### [EXERCISE REQUIREMENTS]
Pull out from the material below all lines with "ffffff".

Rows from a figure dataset

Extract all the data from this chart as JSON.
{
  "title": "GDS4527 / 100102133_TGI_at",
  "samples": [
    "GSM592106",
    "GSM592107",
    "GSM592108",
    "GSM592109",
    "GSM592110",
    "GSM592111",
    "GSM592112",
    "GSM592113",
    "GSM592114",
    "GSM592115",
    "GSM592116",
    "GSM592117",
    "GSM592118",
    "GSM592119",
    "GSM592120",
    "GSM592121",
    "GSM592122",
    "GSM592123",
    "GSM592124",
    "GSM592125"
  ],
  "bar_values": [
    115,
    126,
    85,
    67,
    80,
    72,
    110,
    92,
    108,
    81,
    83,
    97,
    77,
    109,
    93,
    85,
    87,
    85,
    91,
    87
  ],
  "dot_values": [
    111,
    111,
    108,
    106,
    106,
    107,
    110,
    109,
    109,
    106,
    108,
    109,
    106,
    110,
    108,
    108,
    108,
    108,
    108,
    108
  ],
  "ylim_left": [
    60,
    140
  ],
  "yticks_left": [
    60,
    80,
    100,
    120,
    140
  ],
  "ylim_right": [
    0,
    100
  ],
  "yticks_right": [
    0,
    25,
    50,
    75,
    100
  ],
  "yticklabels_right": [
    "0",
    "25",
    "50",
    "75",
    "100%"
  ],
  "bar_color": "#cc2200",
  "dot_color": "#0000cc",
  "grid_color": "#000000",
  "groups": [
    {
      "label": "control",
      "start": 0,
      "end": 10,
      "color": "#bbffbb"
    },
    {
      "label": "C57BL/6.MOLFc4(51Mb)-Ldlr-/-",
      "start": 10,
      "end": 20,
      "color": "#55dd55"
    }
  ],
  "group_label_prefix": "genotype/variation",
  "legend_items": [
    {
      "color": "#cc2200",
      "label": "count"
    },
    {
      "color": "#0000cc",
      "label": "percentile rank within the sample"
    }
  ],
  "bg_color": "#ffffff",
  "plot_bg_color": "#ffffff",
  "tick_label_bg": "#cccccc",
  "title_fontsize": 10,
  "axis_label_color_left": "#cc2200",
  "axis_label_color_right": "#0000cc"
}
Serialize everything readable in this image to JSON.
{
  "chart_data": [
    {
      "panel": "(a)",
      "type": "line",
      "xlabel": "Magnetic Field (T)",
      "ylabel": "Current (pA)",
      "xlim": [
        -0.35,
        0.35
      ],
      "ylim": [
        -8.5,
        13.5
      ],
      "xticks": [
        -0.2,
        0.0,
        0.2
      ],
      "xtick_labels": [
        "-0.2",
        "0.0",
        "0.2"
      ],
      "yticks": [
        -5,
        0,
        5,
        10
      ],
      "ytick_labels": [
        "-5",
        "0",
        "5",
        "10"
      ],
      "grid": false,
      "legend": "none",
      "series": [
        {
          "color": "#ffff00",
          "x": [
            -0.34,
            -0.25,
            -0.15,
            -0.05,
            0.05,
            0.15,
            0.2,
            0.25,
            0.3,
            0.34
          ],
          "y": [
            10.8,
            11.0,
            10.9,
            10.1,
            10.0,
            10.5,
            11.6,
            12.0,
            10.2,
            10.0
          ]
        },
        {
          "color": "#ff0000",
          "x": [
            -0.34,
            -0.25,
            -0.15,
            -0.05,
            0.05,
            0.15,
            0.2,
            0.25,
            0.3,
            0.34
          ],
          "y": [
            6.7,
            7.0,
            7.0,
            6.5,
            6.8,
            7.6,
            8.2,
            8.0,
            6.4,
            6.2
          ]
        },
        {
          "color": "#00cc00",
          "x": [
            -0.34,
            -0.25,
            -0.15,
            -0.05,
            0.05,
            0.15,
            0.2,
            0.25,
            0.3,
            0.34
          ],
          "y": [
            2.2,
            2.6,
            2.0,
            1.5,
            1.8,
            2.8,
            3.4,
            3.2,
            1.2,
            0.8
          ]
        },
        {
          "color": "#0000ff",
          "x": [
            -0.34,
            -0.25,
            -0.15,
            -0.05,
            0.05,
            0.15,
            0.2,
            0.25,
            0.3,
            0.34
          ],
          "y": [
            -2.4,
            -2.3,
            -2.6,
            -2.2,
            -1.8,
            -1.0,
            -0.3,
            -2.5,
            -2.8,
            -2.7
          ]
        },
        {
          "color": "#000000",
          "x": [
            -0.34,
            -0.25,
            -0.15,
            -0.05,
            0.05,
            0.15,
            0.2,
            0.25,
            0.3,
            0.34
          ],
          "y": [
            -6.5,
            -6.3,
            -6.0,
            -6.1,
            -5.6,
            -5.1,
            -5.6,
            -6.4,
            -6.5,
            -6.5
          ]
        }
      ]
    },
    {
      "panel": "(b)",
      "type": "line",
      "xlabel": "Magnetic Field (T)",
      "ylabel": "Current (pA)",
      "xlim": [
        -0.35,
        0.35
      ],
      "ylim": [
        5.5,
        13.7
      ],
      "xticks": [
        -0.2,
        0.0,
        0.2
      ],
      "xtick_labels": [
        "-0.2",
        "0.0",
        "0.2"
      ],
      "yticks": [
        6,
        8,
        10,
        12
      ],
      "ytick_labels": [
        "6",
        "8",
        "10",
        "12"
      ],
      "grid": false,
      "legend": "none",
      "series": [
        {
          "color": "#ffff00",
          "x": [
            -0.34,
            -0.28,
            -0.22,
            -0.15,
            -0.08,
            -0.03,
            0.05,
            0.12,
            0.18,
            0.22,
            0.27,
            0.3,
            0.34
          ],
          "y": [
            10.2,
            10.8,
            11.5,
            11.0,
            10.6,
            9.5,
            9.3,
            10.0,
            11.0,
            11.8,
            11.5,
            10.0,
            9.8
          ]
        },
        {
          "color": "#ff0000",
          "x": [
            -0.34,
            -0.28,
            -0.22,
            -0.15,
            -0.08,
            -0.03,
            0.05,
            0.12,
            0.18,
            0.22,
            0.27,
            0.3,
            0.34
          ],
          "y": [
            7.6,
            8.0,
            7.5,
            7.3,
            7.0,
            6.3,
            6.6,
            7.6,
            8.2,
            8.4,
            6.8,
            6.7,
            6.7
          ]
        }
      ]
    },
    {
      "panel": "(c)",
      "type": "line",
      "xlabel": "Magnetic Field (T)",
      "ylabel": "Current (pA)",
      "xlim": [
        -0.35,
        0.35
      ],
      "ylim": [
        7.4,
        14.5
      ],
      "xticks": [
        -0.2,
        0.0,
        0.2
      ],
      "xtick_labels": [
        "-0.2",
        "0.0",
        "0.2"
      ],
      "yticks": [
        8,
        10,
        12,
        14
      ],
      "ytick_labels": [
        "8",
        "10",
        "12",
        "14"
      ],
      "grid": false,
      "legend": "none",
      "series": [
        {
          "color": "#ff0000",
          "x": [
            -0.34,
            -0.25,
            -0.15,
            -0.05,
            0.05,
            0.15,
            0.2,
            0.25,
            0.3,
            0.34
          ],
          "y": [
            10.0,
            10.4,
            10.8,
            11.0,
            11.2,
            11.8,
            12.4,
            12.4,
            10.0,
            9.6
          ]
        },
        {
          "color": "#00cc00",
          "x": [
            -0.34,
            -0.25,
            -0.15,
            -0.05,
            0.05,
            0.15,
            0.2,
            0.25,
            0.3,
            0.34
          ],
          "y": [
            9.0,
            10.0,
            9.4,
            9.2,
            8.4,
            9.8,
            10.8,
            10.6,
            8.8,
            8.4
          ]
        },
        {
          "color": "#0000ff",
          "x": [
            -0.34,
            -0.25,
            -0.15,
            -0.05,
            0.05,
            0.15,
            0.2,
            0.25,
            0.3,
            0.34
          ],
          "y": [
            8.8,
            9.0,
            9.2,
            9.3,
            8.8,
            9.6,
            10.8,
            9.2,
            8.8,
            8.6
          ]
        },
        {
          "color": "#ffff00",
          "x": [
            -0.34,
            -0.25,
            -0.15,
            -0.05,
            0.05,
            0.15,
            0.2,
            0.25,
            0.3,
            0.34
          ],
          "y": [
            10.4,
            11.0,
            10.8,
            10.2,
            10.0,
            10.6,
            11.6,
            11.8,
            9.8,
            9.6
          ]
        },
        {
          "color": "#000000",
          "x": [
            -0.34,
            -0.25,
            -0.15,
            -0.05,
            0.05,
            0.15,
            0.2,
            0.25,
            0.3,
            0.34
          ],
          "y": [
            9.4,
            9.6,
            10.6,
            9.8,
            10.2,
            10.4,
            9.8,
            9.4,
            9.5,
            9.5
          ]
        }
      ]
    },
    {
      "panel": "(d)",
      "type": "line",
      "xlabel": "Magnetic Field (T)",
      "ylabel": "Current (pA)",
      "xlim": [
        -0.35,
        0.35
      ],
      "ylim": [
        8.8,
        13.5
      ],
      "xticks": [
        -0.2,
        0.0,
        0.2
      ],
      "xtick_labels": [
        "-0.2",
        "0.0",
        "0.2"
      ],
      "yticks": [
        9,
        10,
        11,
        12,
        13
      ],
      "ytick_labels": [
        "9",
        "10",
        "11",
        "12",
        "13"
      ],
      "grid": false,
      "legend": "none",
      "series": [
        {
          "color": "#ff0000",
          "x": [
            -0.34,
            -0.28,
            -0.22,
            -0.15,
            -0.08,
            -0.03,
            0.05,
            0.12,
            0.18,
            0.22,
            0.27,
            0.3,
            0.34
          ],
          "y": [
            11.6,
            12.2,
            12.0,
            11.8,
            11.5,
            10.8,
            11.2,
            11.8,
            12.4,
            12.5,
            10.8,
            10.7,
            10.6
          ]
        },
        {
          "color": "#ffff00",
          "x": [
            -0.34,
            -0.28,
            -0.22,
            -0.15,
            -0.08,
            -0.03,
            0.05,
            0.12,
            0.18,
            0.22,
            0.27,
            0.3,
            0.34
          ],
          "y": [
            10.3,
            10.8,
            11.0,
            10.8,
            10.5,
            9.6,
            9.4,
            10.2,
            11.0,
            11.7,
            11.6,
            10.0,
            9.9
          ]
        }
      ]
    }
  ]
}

### [RESULT FOR THIS EXERCISE]
  "bg_color": "#ffffff",
  "plot_bg_color": "#ffffff",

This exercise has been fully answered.